■ Supplied material:
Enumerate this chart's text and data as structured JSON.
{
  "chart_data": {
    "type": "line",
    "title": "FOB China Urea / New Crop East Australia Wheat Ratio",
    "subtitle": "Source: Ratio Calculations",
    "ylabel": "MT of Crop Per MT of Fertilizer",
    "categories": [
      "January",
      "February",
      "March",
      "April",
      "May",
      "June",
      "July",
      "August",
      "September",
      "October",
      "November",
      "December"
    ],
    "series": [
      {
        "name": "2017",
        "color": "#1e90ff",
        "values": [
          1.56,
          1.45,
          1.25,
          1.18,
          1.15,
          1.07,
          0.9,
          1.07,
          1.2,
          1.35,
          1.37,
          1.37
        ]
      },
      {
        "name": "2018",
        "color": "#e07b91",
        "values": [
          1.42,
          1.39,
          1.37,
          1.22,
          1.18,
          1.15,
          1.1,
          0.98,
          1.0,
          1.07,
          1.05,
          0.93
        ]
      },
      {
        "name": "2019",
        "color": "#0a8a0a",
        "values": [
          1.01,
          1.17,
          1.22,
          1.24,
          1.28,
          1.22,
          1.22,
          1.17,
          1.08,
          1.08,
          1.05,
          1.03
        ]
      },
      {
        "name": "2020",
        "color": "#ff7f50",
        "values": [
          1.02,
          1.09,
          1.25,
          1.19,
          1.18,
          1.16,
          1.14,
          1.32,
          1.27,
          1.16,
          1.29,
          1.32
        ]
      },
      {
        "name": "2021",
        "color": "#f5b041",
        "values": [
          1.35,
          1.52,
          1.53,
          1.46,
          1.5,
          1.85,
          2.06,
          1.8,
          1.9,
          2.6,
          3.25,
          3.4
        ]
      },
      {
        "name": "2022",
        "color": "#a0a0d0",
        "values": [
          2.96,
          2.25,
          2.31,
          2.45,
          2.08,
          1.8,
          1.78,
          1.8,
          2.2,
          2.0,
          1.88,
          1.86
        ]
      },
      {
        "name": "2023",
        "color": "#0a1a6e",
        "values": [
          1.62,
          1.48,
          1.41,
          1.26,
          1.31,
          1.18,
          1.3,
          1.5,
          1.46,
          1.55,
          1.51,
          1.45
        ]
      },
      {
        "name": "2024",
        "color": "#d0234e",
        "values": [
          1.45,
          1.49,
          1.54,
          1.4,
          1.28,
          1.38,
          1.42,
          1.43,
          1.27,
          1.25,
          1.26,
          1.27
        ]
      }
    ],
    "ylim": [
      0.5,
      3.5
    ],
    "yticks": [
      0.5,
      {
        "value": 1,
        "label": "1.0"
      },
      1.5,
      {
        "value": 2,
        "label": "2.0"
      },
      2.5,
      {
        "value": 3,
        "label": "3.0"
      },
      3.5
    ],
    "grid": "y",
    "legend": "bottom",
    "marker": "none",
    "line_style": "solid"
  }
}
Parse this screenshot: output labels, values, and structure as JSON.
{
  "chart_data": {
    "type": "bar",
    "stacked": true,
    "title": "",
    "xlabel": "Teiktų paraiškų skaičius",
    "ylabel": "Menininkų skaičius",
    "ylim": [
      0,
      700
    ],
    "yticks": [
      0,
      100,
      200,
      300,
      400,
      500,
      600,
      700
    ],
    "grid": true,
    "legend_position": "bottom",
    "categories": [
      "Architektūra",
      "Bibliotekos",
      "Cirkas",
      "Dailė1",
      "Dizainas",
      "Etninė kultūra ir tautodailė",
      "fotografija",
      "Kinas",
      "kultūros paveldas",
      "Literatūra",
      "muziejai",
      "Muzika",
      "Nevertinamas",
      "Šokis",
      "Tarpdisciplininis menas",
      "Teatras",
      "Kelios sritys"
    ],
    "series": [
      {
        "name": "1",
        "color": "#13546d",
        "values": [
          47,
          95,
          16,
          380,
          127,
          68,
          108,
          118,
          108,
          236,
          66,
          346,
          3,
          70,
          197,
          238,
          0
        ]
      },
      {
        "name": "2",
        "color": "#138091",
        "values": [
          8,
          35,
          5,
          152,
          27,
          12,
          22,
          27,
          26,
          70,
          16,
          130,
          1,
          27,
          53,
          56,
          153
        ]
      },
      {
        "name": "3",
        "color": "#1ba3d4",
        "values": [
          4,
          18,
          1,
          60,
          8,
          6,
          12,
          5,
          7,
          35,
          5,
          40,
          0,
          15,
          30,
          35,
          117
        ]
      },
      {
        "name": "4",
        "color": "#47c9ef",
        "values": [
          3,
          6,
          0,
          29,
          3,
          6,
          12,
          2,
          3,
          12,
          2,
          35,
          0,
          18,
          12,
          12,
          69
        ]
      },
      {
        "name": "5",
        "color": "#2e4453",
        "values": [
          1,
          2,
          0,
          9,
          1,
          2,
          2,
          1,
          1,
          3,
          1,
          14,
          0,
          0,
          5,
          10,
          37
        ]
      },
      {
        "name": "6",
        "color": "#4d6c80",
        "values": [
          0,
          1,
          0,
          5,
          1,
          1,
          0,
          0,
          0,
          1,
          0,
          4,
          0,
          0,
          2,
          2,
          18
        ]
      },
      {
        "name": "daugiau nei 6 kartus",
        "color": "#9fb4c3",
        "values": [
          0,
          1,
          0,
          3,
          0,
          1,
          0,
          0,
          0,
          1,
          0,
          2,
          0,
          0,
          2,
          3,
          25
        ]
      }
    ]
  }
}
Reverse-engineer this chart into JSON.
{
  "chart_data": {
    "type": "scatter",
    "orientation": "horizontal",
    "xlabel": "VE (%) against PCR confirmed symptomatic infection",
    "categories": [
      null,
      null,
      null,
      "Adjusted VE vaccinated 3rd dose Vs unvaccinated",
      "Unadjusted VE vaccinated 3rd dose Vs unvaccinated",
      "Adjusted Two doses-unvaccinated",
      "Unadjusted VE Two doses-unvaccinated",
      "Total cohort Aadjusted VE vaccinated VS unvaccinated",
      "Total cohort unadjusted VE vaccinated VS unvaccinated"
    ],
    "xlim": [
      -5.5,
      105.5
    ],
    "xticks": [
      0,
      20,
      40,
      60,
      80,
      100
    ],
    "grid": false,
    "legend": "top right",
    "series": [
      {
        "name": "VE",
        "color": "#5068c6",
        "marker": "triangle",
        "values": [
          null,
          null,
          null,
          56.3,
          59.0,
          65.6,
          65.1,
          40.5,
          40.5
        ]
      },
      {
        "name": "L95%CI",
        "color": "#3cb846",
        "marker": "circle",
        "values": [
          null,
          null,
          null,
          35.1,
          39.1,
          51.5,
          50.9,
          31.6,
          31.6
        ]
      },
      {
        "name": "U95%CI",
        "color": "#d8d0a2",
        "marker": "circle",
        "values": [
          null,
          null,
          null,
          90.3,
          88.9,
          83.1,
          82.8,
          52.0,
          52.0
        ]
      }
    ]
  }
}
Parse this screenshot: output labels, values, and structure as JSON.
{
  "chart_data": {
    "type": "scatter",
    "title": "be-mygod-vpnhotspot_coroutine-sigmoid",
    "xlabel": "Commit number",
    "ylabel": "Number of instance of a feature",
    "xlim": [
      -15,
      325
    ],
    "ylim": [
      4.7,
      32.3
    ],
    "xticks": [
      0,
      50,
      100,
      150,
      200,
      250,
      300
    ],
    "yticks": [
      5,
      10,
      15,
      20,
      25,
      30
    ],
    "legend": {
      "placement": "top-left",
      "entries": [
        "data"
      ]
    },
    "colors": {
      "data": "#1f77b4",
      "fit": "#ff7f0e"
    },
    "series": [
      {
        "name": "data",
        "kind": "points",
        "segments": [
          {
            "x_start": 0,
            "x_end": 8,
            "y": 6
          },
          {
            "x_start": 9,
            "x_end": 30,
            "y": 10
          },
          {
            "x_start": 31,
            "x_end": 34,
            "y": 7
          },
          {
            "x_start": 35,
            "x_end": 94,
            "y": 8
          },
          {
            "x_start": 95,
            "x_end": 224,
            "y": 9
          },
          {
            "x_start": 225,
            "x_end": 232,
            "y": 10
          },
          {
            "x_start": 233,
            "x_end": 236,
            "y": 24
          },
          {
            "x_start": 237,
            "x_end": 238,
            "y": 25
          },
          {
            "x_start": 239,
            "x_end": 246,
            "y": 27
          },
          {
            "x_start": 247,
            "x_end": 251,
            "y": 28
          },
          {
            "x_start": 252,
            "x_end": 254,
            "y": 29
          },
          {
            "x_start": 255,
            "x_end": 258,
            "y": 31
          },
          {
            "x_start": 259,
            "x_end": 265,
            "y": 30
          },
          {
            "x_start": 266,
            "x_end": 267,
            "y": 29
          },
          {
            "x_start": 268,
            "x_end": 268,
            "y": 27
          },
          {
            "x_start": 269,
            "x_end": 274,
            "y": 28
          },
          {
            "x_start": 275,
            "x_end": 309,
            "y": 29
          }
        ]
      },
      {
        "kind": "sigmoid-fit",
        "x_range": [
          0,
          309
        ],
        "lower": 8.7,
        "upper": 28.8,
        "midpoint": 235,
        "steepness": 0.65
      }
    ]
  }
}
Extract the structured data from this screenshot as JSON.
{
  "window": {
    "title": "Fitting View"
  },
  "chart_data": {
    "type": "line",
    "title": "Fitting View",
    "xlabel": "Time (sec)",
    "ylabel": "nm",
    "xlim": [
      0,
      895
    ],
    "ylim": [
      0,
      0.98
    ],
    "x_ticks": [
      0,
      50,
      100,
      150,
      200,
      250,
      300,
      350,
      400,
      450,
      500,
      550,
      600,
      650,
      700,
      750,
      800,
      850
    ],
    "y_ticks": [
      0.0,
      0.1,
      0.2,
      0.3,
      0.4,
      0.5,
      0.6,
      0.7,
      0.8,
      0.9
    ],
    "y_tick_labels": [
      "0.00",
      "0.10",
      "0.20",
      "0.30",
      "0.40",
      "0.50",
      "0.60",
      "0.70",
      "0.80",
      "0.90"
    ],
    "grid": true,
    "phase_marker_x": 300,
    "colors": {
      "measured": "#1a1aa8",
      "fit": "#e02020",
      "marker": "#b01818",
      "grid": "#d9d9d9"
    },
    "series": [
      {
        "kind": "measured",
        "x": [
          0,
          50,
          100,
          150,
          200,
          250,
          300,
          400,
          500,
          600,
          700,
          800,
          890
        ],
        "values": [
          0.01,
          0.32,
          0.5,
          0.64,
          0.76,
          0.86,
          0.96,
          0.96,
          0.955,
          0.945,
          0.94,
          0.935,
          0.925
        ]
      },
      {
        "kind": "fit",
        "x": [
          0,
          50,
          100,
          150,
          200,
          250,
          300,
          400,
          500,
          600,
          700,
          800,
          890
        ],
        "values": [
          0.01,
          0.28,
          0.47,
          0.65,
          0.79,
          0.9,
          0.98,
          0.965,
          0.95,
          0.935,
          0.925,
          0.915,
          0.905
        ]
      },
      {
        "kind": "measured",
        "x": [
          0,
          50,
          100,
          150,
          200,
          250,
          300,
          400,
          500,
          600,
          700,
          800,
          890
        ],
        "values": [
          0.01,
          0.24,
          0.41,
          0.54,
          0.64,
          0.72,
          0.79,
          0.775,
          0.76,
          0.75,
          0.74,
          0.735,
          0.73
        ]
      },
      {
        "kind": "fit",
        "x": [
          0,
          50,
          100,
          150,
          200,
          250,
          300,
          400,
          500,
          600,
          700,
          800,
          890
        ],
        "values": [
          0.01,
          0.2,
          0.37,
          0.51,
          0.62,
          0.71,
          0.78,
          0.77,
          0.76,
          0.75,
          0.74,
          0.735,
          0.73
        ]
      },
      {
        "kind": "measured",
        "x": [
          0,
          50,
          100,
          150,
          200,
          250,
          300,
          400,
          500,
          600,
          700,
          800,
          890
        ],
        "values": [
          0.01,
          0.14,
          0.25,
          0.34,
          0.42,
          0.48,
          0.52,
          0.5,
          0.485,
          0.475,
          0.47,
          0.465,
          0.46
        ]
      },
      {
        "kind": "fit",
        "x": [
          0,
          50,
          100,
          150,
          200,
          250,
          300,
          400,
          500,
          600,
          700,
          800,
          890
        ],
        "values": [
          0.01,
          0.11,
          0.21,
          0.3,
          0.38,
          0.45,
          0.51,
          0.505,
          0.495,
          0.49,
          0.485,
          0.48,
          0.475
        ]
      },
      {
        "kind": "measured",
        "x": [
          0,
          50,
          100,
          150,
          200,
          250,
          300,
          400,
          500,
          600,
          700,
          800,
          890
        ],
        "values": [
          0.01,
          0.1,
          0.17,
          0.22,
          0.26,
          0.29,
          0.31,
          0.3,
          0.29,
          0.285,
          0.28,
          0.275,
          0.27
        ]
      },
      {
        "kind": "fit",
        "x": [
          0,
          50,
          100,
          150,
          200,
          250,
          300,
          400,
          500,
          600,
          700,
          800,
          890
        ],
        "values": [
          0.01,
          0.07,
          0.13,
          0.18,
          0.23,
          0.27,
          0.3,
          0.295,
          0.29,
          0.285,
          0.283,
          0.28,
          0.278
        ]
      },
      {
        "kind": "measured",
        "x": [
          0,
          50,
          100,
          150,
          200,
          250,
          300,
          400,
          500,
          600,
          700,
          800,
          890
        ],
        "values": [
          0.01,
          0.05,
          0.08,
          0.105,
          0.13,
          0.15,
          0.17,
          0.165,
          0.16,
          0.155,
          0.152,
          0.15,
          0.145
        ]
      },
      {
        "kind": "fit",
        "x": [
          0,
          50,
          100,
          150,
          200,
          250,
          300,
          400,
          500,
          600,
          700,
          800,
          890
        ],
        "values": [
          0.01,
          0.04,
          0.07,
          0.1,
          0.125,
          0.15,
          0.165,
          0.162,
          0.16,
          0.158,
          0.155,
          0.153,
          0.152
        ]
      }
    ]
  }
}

■ Aim: Using the entries above, return each line in which the word "JSON" occurs.

■ Exercise result:
Enumerate this chart's text and data as structured JSON.
Parse this screenshot: output labels, values, and structure as JSON.
Reverse-engineer this chart into JSON.
Parse this screenshot: output labels, values, and structure as JSON.
Extract the structured data from this screenshot as JSON.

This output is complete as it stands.